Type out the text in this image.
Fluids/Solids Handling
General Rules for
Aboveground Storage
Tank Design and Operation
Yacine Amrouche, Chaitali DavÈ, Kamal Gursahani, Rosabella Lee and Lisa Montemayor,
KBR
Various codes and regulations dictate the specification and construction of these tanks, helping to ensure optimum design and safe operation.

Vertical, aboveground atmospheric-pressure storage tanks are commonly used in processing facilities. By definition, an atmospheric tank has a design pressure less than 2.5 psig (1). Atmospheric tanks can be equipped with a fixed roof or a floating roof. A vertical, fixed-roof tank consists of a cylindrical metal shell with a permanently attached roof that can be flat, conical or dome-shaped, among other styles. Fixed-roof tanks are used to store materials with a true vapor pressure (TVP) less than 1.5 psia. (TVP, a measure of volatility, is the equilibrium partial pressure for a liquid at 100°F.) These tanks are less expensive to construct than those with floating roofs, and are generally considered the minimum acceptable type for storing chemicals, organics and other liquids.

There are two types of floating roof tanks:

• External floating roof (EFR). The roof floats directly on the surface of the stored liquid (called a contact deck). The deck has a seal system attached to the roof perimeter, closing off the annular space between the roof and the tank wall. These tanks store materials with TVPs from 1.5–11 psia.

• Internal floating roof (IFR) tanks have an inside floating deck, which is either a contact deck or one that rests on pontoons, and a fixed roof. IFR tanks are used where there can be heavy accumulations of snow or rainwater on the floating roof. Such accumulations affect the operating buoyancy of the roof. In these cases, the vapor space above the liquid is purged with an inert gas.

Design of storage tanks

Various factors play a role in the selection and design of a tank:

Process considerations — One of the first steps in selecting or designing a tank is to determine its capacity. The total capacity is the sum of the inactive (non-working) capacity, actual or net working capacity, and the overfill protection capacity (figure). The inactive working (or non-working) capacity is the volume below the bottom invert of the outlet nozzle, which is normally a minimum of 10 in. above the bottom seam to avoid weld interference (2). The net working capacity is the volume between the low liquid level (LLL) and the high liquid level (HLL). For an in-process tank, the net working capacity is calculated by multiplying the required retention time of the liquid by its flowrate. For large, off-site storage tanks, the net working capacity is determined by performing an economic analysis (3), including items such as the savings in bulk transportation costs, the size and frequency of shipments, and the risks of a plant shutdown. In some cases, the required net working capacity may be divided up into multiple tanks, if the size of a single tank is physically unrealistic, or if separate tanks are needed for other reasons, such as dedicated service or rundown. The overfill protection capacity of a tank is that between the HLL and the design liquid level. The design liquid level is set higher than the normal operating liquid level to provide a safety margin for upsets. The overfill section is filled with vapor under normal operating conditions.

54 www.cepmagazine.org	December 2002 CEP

********

From the entries above, copy out every line where the string "deck" appears.

• External floating roof (EFR). The roof floats directly on the surface of the stored liquid (called a contact deck). The deck has a seal system attached to the roof perimeter, closing off the annular space between the roof and the tank wall. These tanks store materials with TVPs from 1.5–11 psia.
• Internal floating roof (IFR) tanks have an inside floating deck, which is either a contact deck or one that rests on pontoons, and a fixed roof. IFR tanks are used where there can be heavy accumulations of snow or rainwater on the floating roof. Such accumulations affect the operating buoyancy of the roof. In these cases, the vapor space above the liquid is purged with an inert gas.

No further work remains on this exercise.